[Stored data]
= = =

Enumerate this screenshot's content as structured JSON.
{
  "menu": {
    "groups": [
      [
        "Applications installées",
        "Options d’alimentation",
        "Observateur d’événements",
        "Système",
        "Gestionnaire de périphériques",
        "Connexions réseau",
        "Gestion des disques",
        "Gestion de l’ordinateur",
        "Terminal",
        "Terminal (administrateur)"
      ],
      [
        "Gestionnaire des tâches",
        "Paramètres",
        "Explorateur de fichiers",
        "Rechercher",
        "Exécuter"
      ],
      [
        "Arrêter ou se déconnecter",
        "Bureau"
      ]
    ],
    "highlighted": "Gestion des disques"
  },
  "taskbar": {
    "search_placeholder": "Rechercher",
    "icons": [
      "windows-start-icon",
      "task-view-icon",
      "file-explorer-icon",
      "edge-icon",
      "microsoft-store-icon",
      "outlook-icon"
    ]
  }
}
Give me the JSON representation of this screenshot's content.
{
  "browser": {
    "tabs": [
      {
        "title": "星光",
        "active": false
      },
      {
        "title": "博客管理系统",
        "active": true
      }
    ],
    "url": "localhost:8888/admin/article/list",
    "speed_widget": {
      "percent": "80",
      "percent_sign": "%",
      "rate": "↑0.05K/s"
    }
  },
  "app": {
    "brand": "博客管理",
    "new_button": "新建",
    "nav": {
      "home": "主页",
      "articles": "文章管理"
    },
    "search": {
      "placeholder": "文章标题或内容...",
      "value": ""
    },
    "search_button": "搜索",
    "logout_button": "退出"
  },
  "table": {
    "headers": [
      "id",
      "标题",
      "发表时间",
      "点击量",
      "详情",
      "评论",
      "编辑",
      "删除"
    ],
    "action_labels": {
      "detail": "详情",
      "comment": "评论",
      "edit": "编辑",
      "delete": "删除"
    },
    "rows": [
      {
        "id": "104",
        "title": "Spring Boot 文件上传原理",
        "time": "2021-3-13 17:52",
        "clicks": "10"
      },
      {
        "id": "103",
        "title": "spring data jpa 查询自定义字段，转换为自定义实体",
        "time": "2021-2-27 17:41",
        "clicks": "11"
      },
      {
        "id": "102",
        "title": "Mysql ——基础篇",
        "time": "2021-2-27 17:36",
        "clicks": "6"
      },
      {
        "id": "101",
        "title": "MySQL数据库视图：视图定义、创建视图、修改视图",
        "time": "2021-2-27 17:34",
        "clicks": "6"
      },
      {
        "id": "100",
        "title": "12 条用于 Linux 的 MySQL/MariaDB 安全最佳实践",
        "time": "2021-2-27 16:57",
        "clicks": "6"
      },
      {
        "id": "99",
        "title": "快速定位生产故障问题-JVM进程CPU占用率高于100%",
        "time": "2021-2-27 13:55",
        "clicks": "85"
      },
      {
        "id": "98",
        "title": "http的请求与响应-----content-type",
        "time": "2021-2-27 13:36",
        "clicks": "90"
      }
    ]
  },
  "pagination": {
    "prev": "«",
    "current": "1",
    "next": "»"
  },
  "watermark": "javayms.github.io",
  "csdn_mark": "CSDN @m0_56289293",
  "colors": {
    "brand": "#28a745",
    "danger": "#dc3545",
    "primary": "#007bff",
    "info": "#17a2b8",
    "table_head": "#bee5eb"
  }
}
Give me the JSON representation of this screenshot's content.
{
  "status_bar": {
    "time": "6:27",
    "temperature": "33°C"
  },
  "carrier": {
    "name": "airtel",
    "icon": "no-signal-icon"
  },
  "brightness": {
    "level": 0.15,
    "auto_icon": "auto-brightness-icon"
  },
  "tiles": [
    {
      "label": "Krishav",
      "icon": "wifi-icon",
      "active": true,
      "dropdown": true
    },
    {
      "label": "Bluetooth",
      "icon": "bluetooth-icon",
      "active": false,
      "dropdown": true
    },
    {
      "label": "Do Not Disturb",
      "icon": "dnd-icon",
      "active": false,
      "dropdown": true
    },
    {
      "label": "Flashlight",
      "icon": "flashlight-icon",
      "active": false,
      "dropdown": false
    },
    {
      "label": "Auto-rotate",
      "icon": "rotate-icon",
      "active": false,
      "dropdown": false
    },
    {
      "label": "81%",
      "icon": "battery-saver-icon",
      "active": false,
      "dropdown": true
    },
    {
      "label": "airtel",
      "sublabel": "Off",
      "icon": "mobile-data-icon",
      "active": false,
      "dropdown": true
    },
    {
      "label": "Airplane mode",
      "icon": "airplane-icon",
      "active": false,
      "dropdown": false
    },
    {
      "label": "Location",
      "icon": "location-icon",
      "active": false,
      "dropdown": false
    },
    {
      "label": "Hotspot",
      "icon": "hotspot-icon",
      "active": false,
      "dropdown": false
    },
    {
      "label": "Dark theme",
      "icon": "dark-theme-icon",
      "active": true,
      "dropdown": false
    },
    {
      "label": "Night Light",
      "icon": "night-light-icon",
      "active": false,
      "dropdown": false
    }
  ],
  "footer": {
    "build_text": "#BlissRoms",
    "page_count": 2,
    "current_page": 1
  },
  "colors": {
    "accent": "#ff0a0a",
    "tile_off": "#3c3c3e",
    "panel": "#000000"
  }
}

= = =

What you will do:
Write down all the entries again without a single difference.

The result:
Enumerate this screenshot's content as structured JSON.
{
  "menu": {
    "groups": [
      [
        "Applications installées",
        "Options d’alimentation",
        "Observateur d’événements",
        "Système",
        "Gestionnaire de périphériques",
        "Connexions réseau",
        "Gestion des disques",
        "Gestion de l’ordinateur",
        "Terminal",
        "Terminal (administrateur)"
      ],
      [
        "Gestionnaire des tâches",
        "Paramètres",
        "Explorateur de fichiers",
        "Rechercher",
        "Exécuter"
      ],
      [
        "Arrêter ou se déconnecter",
        "Bureau"
      ]
    ],
    "highlighted": "Gestion des disques"
  },
  "taskbar": {
    "search_placeholder": "Rechercher",
    "icons": [
      "windows-start-icon",
      "task-view-icon",
      "file-explorer-icon",
      "edge-icon",
      "microsoft-store-icon",
      "outlook-icon"
    ]
  }
}
Give me the JSON representation of this screenshot's content.
{
  "browser": {
    "tabs": [
      {
        "title": "星光",
        "active": false
      },
      {
        "title": "博客管理系统",
        "active": true
      }
    ],
    "url": "localhost:8888/admin/article/list",
    "speed_widget": {
      "percent": "80",
      "percent_sign": "%",
      "rate": "↑0.05K/s"
    }
  },
  "app": {
    "brand": "博客管理",
    "new_button": "新建",
    "nav": {
      "home": "主页",
      "articles": "文章管理"
    },
    "search": {
      "placeholder": "文章标题或内容...",
      "value": ""
    },
    "search_button": "搜索",
    "logout_button": "退出"
  },
  "table": {
    "headers": [
      "id",
      "标题",
      "发表时间",
      "点击量",
      "详情",
      "评论",
      "编辑",
      "删除"
    ],
    "action_labels": {
      "detail": "详情",
      "comment": "评论",
      "edit": "编辑",
      "delete": "删除"
    },
    "rows": [
      {
        "id": "104",
        "title": "Spring Boot 文件上传原理",
        "time": "2021-3-13 17:52",
        "clicks": "10"
      },
      {
        "id": "103",
        "title": "spring data jpa 查询自定义字段，转换为自定义实体",
        "time": "2021-2-27 17:41",
        "clicks": "11"
      },
      {
        "id": "102",
        "title": "Mysql ——基础篇",
        "time": "2021-2-27 17:36",
        "clicks": "6"
      },
      {
        "id": "101",
        "title": "MySQL数据库视图：视图定义、创建视图、修改视图",
        "time": "2021-2-27 17:34",
        "clicks": "6"
      },
      {
        "id": "100",
        "title": "12 条用于 Linux 的 MySQL/MariaDB 安全最佳实践",
        "time": "2021-2-27 16:57",
        "clicks": "6"
      },
      {
        "id": "99",
        "title": "快速定位生产故障问题-JVM进程CPU占用率高于100%",
        "time": "2021-2-27 13:55",
        "clicks": "85"
      },
      {
        "id": "98",
        "title": "http的请求与响应-----content-type",
        "time": "2021-2-27 13:36",
        "clicks": "90"
      }
    ]
  },
  "pagination": {
    "prev": "«",
    "current": "1",
    "next": "»"
  },
  "watermark": "javayms.github.io",
  "csdn_mark": "CSDN @m0_56289293",
  "colors": {
    "brand": "#28a745",
    "danger": "#dc3545",
    "primary": "#007bff",
    "info": "#17a2b8",
    "table_head": "#bee5eb"
  }
}
Give me the JSON representation of this screenshot's content.
{
  "status_bar": {
    "time": "6:27",
    "temperature": "33°C"
  },
  "carrier": {
    "name": "airtel",
    "icon": "no-signal-icon"
  },
  "brightness": {
    "level": 0.15,
    "auto_icon": "auto-brightness-icon"
  },
  "tiles": [
    {
      "label": "Krishav",
      "icon": "wifi-icon",
      "active": true,
      "dropdown": true
    },
    {
      "label": "Bluetooth",
      "icon": "bluetooth-icon",
      "active": false,
      "dropdown": true
    },
    {
      "label": "Do Not Disturb",
      "icon": "dnd-icon",
      "active": false,
      "dropdown": true
    },
    {
      "label": "Flashlight",
      "icon": "flashlight-icon",
      "active": false,
      "dropdown": false
    },
    {
      "label": "Auto-rotate",
      "icon": "rotate-icon",
      "active": false,
      "dropdown": false
    },
    {
      "label": "81%",
      "icon": "battery-saver-icon",
      "active": false,
      "dropdown": true
    },
    {
      "label": "airtel",
      "sublabel": "Off",
      "icon": "mobile-data-icon",
      "active": false,
      "dropdown": true
    },
    {
      "label": "Airplane mode",
      "icon": "airplane-icon",
      "active": false,
      "dropdown": false
    },
    {
      "label": "Location",
      "icon": "location-icon",
      "active": false,
      "dropdown": false
    },
    {
      "label": "Hotspot",
      "icon": "hotspot-icon",
      "active": false,
      "dropdown": false
    },
    {
      "label": "Dark theme",
      "icon": "dark-theme-icon",
      "active": true,
      "dropdown": false
    },
    {
      "label": "Night Light",
      "icon": "night-light-icon",
      "active": false,
      "dropdown": false
    }
  ],
  "footer": {
    "build_text": "#BlissRoms",
    "page_count": 2,
    "current_page": 1
  },
  "colors": {
    "accent": "#ff0a0a",
    "tile_off": "#3c3c3e",
    "panel": "#000000"
  }
}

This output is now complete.